## Working data
- - -

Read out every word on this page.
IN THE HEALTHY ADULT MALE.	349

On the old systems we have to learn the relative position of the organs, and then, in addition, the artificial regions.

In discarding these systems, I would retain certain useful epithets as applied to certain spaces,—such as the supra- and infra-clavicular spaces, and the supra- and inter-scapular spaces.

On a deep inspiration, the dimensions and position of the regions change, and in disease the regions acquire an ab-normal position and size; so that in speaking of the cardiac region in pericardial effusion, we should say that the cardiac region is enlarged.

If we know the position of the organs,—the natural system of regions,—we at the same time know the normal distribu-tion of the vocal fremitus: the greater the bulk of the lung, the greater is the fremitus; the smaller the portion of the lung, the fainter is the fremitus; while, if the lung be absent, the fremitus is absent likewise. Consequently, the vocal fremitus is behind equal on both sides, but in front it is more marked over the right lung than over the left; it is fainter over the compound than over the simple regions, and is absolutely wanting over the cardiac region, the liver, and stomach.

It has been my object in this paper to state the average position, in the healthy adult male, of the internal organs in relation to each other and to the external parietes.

- - -

## Exercise goal
Retype the listing. Match it exactly.

## Task response
Read out every word on this page.
IN THE HEALTHY ADULT MALE.	349

On the old systems we have to learn the relative position of the organs, and then, in addition, the artificial regions.

In discarding these systems, I would retain certain useful epithets as applied to certain spaces,—such as the supra- and infra-clavicular spaces, and the supra- and inter-scapular spaces.

On a deep inspiration, the dimensions and position of the regions change, and in disease the regions acquire an ab-normal position and size; so that in speaking of the cardiac region in pericardial effusion, we should say that the cardiac region is enlarged.

If we know the position of the organs,—the natural system of regions,—we at the same time know the normal distribu-tion of the vocal fremitus: the greater the bulk of the lung, the greater is the fremitus; the smaller the portion of the lung, the fainter is the fremitus; while, if the lung be absent, the fremitus is absent likewise. Consequently, the vocal fremitus is behind equal on both sides, but in front it is more marked over the right lung than over the left; it is fainter over the compound than over the simple regions, and is absolutely wanting over the cardiac region, the liver, and stomach.

It has been my object in this paper to state the average position, in the healthy adult male, of the internal organs in relation to each other and to the external parietes.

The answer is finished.